• [TASK TO COMPLETE]:
Quote all entries exactly, leaving pictures aside.

==== DATA FOR PROCESSING

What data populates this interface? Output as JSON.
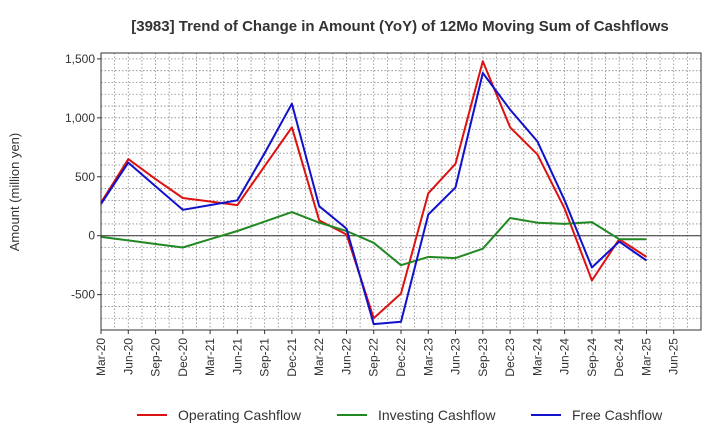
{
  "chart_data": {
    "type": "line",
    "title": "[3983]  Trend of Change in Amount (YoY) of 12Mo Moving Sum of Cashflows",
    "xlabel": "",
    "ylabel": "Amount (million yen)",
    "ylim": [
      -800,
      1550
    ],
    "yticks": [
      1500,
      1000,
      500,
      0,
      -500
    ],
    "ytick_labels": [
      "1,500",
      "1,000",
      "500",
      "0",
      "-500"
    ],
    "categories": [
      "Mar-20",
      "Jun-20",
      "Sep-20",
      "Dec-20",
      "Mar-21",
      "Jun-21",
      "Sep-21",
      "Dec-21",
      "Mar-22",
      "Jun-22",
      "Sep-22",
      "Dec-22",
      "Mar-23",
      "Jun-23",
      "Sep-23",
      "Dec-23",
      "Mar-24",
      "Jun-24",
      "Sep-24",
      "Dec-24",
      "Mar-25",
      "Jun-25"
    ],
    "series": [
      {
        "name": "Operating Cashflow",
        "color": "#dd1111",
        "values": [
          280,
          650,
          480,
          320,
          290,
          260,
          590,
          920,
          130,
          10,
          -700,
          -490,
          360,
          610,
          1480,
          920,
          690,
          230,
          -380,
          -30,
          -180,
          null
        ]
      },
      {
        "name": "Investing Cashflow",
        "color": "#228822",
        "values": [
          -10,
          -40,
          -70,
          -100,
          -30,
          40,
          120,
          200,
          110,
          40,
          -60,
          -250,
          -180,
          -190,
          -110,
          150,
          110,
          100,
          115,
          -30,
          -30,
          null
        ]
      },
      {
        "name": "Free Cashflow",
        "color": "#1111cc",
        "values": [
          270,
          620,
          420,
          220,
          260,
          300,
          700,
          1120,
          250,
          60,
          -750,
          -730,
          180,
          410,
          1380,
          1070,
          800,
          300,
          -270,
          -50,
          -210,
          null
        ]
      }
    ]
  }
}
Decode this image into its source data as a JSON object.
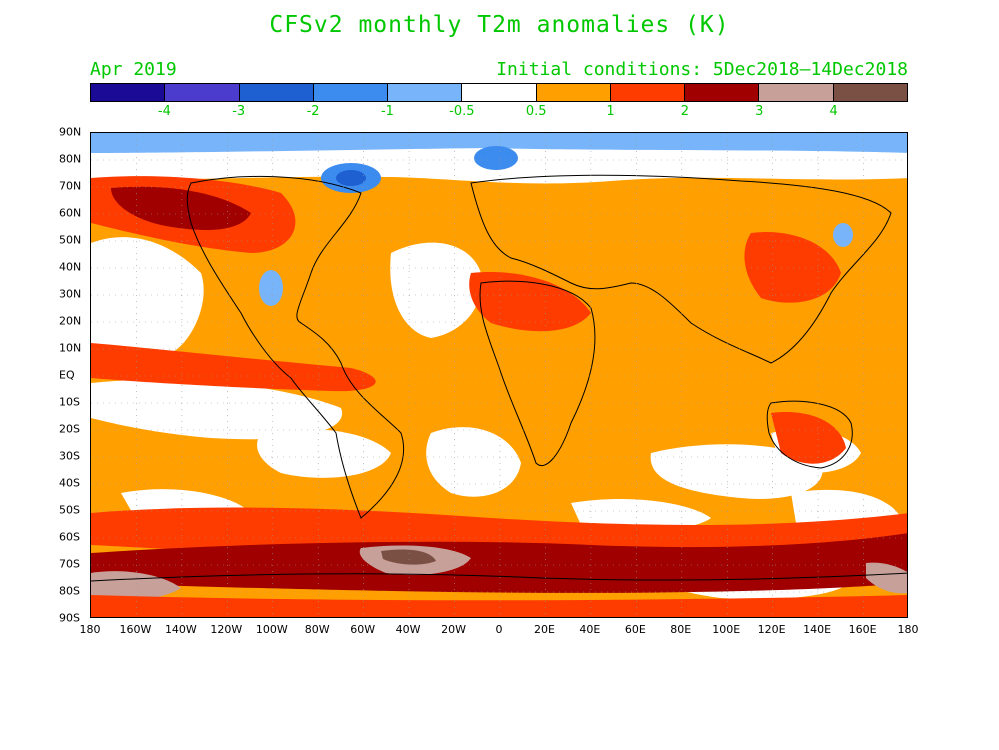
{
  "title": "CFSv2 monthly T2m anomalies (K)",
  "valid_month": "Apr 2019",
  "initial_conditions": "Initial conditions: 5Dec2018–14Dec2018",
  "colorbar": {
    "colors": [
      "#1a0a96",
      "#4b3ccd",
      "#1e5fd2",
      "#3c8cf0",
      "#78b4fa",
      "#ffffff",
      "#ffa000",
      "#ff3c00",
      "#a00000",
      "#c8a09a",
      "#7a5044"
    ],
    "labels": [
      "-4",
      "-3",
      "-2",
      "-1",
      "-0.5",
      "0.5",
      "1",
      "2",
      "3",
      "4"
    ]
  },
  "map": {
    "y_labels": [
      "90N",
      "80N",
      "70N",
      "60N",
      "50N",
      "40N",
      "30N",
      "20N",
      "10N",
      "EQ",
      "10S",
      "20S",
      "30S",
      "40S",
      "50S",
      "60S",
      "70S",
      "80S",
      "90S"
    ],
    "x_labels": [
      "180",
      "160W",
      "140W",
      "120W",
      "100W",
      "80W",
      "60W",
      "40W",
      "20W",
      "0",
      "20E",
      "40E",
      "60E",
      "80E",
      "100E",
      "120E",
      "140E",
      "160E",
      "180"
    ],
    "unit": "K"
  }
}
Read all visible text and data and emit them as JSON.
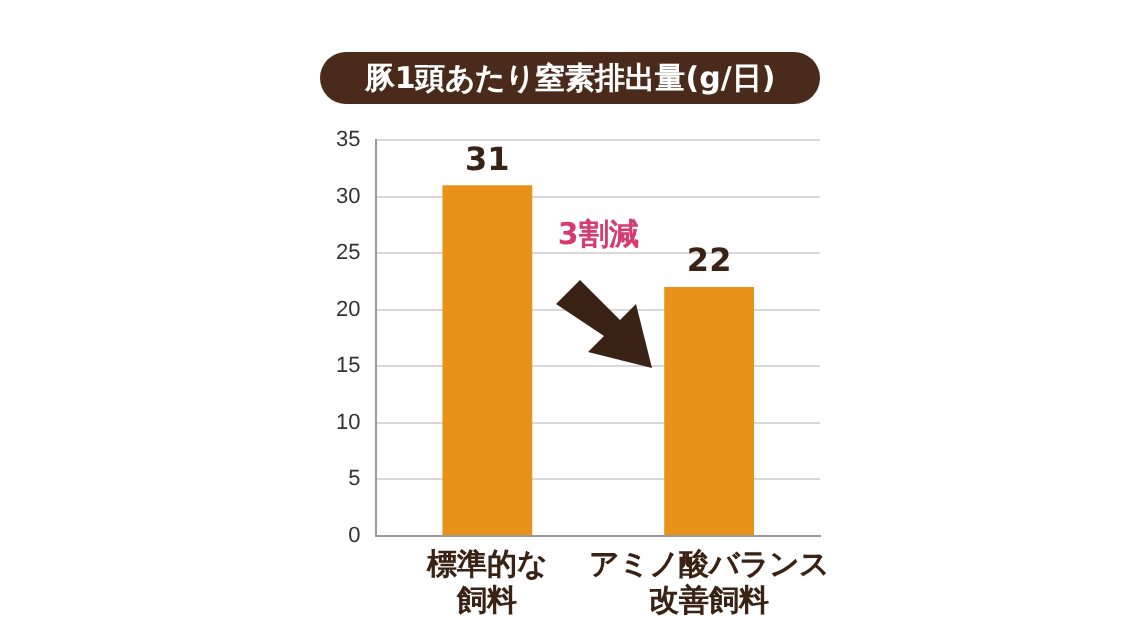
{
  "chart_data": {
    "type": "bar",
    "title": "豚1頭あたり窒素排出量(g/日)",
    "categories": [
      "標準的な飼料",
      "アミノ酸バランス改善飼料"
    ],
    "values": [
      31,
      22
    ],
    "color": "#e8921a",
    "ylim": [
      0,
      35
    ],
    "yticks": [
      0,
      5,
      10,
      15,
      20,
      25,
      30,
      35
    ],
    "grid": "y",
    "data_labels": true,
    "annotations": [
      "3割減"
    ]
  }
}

========

• [RESPONSE]:
What data populates this interface? Output as JSON.
{
  "chart_data": {
    "type": "line",
    "title": "[3983]  Trend of Change in Amount (YoY) of 12Mo Moving Sum of Cashflows",
    "xlabel": "",
    "ylabel": "Amount (million yen)",
    "ylim": [
      -800,
      1550
    ],
    "yticks": [
      1500,
      1000,
      500,
      0,
      -500
    ],
    "ytick_labels": [
      "1,500",
      "1,000",
      "500",
      "0",
      "-500"
    ],
    "categories": [
      "Mar-20",
      "Jun-20",
      "Sep-20",
      "Dec-20",
      "Mar-21",
      "Jun-21",
      "Sep-21",
      "Dec-21",
      "Mar-22",
      "Jun-22",
      "Sep-22",
      "Dec-22",
      "Mar-23",
      "Jun-23",
      "Sep-23",
      "Dec-23",
      "Mar-24",
      "Jun-24",
      "Sep-24",
      "Dec-24",
      "Mar-25",
      "Jun-25"
    ],
    "series": [
      {
        "name": "Operating Cashflow",
        "color": "#dd1111",
        "values": [
          280,
          650,
          480,
          320,
          290,
          260,
          590,
          920,
          130,
          10,
          -700,
          -490,
          360,
          610,
          1480,
          920,
          690,
          230,
          -380,
          -30,
          -180,
          null
        ]
      },
      {
        "name": "Investing Cashflow",
        "color": "#228822",
        "values": [
          -10,
          -40,
          -70,
          -100,
          -30,
          40,
          120,
          200,
          110,
          40,
          -60,
          -250,
          -180,
          -190,
          -110,
          150,
          110,
          100,
          115,
          -30,
          -30,
          null
        ]
      },
      {
        "name": "Free Cashflow",
        "color": "#1111cc",
        "values": [
          270,
          620,
          420,
          220,
          260,
          300,
          700,
          1120,
          250,
          60,
          -750,
          -730,
          180,
          410,
          1380,
          1070,
          800,
          300,
          -270,
          -50,
          -210,
          null
        ]
      }
    ]
  }
}
Decode this image into its source data as a JSON object.
{
  "title": "CFSv2 monthly T2m anomalies (K)",
  "valid_month": "Apr 2019",
  "initial_conditions": "Initial conditions: 5Dec2018–14Dec2018",
  "colorbar": {
    "colors": [
      "#1a0a96",
      "#4b3ccd",
      "#1e5fd2",
      "#3c8cf0",
      "#78b4fa",
      "#ffffff",
      "#ffa000",
      "#ff3c00",
      "#a00000",
      "#c8a09a",
      "#7a5044"
    ],
    "labels": [
      "-4",
      "-3",
      "-2",
      "-1",
      "-0.5",
      "0.5",
      "1",
      "2",
      "3",
      "4"
    ]
  },
  "map": {
    "y_labels": [
      "90N",
      "80N",
      "70N",
      "60N",
      "50N",
      "40N",
      "30N",
      "20N",
      "10N",
      "EQ",
      "10S",
      "20S",
      "30S",
      "40S",
      "50S",
      "60S",
      "70S",
      "80S",
      "90S"
    ],
    "x_labels": [
      "180",
      "160W",
      "140W",
      "120W",
      "100W",
      "80W",
      "60W",
      "40W",
      "20W",
      "0",
      "20E",
      "40E",
      "60E",
      "80E",
      "100E",
      "120E",
      "140E",
      "160E",
      "180"
    ],
    "unit": "K"
  }
}
Read all visible text and data and emit them as JSON.
{
  "chart_data": {
    "type": "bar",
    "title": "豚1頭あたり窒素排出量(g/日)",
    "categories": [
      "標準的な飼料",
      "アミノ酸バランス改善飼料"
    ],
    "values": [
      31,
      22
    ],
    "color": "#e8921a",
    "ylim": [
      0,
      35
    ],
    "yticks": [
      0,
      5,
      10,
      15,
      20,
      25,
      30,
      35
    ],
    "grid": "y",
    "data_labels": true,
    "annotations": [
      "3割減"
    ]
  }
}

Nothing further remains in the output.